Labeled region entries
════════════════

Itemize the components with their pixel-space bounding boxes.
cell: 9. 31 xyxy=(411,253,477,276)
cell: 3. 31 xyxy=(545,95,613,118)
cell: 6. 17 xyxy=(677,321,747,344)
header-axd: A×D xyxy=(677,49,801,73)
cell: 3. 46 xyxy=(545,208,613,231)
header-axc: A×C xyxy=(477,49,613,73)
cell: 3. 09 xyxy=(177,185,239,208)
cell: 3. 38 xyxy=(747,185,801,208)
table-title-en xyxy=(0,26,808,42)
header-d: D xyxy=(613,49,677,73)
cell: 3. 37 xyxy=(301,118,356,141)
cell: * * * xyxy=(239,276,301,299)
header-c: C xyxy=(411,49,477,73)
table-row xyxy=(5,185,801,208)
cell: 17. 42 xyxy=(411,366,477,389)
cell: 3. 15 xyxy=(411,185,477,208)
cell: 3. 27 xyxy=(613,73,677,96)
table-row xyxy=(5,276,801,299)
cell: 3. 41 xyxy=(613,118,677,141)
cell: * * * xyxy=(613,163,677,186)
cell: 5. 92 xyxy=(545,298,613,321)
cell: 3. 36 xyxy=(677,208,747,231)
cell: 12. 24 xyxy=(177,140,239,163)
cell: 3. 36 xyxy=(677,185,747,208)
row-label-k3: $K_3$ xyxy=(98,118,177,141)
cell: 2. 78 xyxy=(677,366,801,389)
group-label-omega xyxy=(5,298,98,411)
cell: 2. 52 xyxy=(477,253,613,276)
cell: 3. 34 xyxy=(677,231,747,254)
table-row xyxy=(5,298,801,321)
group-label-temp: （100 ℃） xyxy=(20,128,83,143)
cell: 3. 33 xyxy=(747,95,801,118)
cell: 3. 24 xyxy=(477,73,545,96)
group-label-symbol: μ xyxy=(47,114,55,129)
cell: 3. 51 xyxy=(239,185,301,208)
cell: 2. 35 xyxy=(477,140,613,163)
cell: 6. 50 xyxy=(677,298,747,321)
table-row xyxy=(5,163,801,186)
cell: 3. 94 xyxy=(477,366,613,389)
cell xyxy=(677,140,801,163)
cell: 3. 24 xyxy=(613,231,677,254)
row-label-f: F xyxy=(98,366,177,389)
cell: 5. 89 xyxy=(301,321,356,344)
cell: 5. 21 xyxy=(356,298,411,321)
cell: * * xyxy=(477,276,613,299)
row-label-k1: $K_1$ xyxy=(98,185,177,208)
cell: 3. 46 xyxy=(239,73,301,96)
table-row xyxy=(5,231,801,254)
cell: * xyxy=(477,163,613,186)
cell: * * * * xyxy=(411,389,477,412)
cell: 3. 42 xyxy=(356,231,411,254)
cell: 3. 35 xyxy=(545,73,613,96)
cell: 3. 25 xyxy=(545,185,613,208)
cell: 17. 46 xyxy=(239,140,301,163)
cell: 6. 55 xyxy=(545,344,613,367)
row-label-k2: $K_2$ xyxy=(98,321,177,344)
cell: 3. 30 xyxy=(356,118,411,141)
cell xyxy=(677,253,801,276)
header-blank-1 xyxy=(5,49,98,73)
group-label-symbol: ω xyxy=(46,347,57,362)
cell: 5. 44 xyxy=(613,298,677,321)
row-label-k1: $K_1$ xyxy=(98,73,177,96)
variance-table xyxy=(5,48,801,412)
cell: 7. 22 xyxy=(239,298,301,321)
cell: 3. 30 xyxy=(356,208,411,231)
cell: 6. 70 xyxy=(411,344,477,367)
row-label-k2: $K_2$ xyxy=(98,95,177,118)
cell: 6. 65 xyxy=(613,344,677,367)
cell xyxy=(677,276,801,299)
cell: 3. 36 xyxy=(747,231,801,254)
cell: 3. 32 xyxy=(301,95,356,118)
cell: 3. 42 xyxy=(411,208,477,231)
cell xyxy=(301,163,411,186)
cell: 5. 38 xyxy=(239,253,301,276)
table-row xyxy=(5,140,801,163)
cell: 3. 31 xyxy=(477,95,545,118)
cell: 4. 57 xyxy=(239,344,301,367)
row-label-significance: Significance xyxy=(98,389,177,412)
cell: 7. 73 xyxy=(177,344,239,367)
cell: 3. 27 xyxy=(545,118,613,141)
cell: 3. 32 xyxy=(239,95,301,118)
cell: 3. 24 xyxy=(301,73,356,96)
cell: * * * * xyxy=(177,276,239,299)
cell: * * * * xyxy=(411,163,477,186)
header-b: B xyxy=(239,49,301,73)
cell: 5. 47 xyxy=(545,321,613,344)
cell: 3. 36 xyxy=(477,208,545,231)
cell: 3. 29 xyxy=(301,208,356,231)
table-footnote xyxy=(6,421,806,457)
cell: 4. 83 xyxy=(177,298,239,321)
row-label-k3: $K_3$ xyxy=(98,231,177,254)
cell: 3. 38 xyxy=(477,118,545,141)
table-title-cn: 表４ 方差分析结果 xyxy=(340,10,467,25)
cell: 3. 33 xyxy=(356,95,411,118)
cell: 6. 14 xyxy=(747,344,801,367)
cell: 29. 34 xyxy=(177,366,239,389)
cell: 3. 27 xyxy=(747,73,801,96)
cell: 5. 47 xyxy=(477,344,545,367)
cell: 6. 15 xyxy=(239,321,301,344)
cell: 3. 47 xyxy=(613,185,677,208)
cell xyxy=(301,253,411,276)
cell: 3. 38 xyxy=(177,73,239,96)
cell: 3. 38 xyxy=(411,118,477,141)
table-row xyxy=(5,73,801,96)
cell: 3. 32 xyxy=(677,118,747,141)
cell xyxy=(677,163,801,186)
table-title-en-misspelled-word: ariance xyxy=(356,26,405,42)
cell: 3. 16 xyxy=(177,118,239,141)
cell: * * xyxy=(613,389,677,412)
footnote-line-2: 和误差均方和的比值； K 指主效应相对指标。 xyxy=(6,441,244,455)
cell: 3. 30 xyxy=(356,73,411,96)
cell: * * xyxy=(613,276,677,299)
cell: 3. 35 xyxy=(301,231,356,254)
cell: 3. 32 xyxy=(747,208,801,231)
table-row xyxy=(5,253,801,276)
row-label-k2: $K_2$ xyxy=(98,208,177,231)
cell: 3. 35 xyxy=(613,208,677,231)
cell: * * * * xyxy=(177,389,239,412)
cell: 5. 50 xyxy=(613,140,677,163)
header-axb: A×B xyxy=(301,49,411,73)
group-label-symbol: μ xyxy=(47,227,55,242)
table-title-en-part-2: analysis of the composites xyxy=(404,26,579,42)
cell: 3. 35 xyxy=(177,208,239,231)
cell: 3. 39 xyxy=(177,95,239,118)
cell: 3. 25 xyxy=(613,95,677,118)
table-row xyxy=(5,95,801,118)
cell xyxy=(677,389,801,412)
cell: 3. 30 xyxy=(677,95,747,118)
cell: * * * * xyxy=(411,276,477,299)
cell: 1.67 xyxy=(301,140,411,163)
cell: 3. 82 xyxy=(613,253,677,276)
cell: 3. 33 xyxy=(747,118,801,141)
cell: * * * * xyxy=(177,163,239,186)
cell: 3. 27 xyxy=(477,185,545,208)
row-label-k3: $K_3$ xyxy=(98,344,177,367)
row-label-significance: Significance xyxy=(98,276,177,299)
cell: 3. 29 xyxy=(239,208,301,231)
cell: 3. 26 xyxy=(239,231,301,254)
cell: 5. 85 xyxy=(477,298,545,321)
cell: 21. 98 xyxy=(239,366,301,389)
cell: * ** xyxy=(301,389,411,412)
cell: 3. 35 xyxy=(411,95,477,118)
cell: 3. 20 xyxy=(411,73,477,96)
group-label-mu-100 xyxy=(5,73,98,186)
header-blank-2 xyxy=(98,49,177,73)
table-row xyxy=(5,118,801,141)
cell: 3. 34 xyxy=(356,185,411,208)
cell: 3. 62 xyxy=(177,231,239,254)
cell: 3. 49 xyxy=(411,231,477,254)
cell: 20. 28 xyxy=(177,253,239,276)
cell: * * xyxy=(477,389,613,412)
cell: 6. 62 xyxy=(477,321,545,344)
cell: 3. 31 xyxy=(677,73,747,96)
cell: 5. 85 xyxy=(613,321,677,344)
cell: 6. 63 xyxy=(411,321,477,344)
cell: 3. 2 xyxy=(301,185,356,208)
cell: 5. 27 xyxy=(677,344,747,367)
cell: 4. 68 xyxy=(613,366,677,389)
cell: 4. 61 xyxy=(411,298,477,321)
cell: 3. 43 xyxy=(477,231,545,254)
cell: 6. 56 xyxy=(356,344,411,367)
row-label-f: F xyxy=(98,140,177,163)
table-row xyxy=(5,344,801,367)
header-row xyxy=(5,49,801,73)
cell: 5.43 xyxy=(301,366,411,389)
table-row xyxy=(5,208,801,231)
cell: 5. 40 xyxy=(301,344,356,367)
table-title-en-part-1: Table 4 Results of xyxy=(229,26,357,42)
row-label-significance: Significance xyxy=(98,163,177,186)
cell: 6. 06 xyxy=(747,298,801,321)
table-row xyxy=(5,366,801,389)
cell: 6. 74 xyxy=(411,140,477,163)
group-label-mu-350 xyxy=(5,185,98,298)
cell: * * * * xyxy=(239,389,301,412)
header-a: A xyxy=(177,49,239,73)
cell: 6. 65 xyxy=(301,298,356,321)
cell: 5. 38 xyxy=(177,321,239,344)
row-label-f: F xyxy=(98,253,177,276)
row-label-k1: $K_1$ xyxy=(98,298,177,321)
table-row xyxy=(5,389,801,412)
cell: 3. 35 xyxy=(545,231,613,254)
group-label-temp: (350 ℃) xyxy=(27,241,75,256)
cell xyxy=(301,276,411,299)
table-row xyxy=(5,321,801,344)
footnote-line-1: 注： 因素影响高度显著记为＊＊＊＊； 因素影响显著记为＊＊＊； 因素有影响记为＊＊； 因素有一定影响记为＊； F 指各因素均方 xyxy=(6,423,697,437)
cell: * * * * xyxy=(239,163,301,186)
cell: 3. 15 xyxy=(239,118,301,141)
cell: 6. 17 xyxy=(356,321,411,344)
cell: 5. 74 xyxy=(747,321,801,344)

════════════════

§ WHAT YOU ARE ASKED TO DO
Copy out everything from the start of the listing down to and including the line containing "cell: 3. 41 xyxy=(613,118,677,141)", reproducing each line without any change.

§ REPLY
Itemize the components with their pixel-space bounding boxes.
cell: 9. 31 xyxy=(411,253,477,276)
cell: 3. 31 xyxy=(545,95,613,118)
cell: 6. 17 xyxy=(677,321,747,344)
header-axd: A×D xyxy=(677,49,801,73)
cell: 3. 46 xyxy=(545,208,613,231)
header-axc: A×C xyxy=(477,49,613,73)
cell: 3. 09 xyxy=(177,185,239,208)
cell: 3. 38 xyxy=(747,185,801,208)
table-title-en xyxy=(0,26,808,42)
header-d: D xyxy=(613,49,677,73)
cell: 3. 37 xyxy=(301,118,356,141)
cell: * * * xyxy=(239,276,301,299)
header-c: C xyxy=(411,49,477,73)
table-row xyxy=(5,185,801,208)
cell: 17. 42 xyxy=(411,366,477,389)
cell: 3. 15 xyxy=(411,185,477,208)
cell: 3. 27 xyxy=(613,73,677,96)
table-row xyxy=(5,276,801,299)
cell: 3. 41 xyxy=(613,118,677,141)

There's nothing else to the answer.